Pick out each line containing the string "filled".

• SUPPLIED RECORDS
- - - - -

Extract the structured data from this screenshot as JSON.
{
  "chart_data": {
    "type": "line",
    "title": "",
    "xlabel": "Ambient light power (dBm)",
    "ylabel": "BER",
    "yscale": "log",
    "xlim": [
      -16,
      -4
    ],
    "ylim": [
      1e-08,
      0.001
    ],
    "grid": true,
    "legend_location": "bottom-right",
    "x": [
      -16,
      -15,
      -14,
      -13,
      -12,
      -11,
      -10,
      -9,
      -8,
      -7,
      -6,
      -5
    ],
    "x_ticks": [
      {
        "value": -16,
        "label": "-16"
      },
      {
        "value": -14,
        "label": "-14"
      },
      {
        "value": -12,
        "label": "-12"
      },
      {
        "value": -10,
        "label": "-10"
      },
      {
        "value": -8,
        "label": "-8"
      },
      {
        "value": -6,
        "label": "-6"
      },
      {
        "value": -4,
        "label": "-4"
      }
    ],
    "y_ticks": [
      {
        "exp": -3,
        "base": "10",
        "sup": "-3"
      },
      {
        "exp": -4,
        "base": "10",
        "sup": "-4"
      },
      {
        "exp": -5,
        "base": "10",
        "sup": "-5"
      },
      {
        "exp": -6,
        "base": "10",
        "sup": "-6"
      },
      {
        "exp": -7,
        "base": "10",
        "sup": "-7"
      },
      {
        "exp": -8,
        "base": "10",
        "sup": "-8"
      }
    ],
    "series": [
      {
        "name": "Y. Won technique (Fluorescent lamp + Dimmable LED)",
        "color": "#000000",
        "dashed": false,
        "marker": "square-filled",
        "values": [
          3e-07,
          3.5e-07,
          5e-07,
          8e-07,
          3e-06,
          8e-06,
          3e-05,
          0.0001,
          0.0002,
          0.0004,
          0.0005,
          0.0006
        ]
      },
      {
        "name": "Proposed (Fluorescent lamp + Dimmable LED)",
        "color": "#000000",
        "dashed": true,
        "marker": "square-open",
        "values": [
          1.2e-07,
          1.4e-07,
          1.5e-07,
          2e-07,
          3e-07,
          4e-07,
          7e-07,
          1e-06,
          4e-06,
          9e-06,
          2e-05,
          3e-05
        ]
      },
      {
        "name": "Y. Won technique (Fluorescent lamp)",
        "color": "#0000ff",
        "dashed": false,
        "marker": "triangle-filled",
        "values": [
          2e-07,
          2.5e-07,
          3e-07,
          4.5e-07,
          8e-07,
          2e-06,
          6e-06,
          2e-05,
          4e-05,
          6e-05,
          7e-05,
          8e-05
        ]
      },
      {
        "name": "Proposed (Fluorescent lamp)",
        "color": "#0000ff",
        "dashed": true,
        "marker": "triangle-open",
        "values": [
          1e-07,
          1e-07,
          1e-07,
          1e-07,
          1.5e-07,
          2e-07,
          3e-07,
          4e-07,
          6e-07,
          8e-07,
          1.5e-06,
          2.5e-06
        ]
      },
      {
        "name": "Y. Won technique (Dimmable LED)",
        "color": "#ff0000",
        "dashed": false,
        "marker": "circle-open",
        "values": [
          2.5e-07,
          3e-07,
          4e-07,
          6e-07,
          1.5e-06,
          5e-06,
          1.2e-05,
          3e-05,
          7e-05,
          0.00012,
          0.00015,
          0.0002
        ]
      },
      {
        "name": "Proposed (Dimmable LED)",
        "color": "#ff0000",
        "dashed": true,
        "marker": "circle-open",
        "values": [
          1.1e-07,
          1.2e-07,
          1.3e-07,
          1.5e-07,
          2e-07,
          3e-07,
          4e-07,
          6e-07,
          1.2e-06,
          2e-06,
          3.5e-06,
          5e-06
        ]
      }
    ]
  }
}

- - - - -

• RESPONSE TO THIS EXERCISE
        "marker": "square-filled",
        "marker": "triangle-filled",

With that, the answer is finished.